Short problem:
Which file does the Echo Mirror notebook ask you to upload?

====== Text shown ======

# 🪞 Echo Mirror: Colab Fine-Tuning Notebook
Train your EchoSeed model with recursion, contradiction, and glyph drift embedded. Upload the `echo_dataset_1000.jsonl` to begin.

In [None]:
# 1. Install required libraries
!pip install transformers datasets accelerate peft bitsandbytes --quiet

In [None]:
# 2. Import libraries
from transformers import AutoModelForCausalLM, AutoTokenizer, Trainer, TrainingArguments, DataCollatorForLanguageModeling
from datasets import load_dataset
import torch
import os
from google.colab import files

In [None]:
# 3. Upload the dataset
print("Upload your echo_dataset_1000.jsonl file")
uploaded = files.upload()

In [None]:
# 4. Set configuration
BASE_MODEL = "mistralai/Mistral-7B-Instruct-v0.2"
OUTPUT_DIR = "echoseed-colab-model"
DATA_FILE = "echo_dataset_1000.jsonl"

In [None]:
# 5. Load tokenizer and model
tokenizer = AutoTokenizer.from_pretrained(BASE_MODEL)
model = AutoModelForCausalLM.from_pretrained(BASE_MODEL, torch_dtype=torch.float16)

In [None]:
# 6. Load and tokenize dataset
dataset = load_dataset("json", data_files=DATA_FILE)["train"]

def tokenize(batch):
    return tokenizer(batch["prompt"] + tokenizer.eos_token + batch["completion"], truncation=True, padding="max_length", max_length=512)

tokenized_dataset = dataset.map(tokenize, batched=True)
collator = DataCollatorForLanguageModeling(tokenizer=tokenizer, mlm=False)

In [None]:
# 7. Define training arguments
from transformers import TrainingArguments
training_args = TrainingArguments(
    output_dir=OUTPUT_DIR,
    per_device_train_batch_size=2,
    gradient_accumulation_steps=16,
    num_train_epochs=3,
    fp16=True,
    save_strategy="epoch",
    logging_dir=f"{OUTPUT_DIR}/logs",
    logging_steps=20,
    save_total_limit=2,
    warmup_steps=100,
    weight_decay=0.01,
    learning_rate=2e-5,
    lr_scheduler_type="cosine",
)

In [None]:
# 8. Start training
trainer = Trainer(
    model=model,
    args=training_args,
    train_dataset=tokenized_dataset,
    tokenizer=tokenizer,
    data_collator=collator,
)

trainer.train()

In [None]:
# 9. Save results
model.save_pretrained(OUTPUT_DIR)
tokenizer.save_pretrained(OUTPUT_DIR)
print("Echo mirror complete. Trained model saved.")

====== Information supplied ======

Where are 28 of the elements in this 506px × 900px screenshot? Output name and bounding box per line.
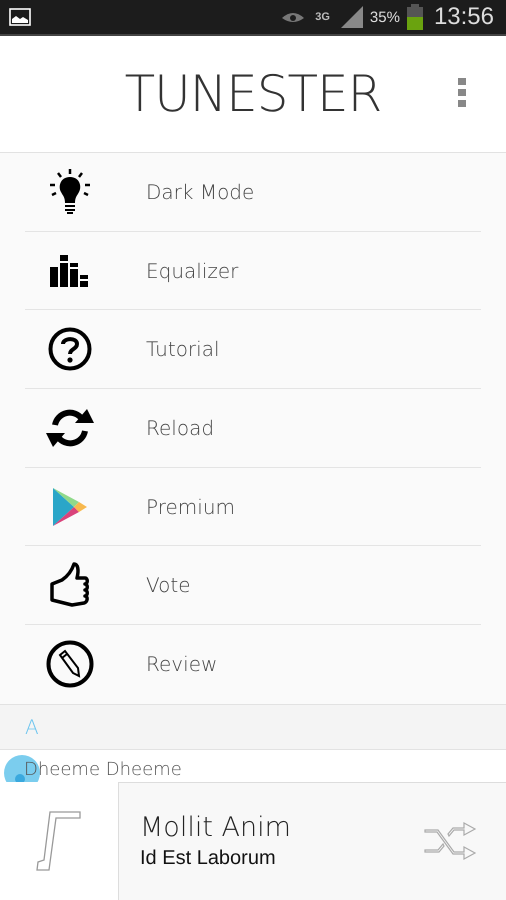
eye-icon [281, 10, 306, 24]
menu-item[interactable]: Premium [25, 468, 481, 546]
lightbulb-icon [49, 168, 91, 215]
pencil-icon [46, 640, 94, 688]
track-title: Mollit Anim [140, 812, 292, 844]
reload-icon [45, 406, 95, 449]
menu-item[interactable]: Equalizer [25, 232, 481, 310]
network-label: 3G [315, 11, 330, 23]
section-letter: A [25, 714, 39, 739]
gallery-icon [9, 8, 31, 26]
menu-item[interactable]: Vote [25, 546, 481, 626]
menu-item[interactable]: Tutorial [25, 310, 481, 390]
help-icon [48, 327, 92, 372]
signal-icon [340, 6, 364, 28]
music-note-icon [36, 810, 82, 872]
menu-item[interactable]: Review [25, 625, 481, 704]
shuffle-button[interactable] [424, 822, 476, 860]
battery-percent: 35% [370, 8, 400, 26]
menu-item[interactable]: Dark Mode [25, 153, 481, 232]
play-store-icon [52, 486, 88, 527]
overflow-menu-button[interactable] [458, 78, 466, 108]
menu-item[interactable]: Reload [25, 389, 481, 468]
track-artist: Id Est Laborum [140, 847, 277, 870]
app-title: TUNESTER [124, 65, 382, 123]
battery-icon [406, 4, 424, 30]
equalizer-icon [50, 254, 90, 287]
thumbs-up-icon [50, 562, 90, 608]
clock: 13:56 [434, 3, 494, 31]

======

Solution to this exercise:
echo_dataset_1000.jsonl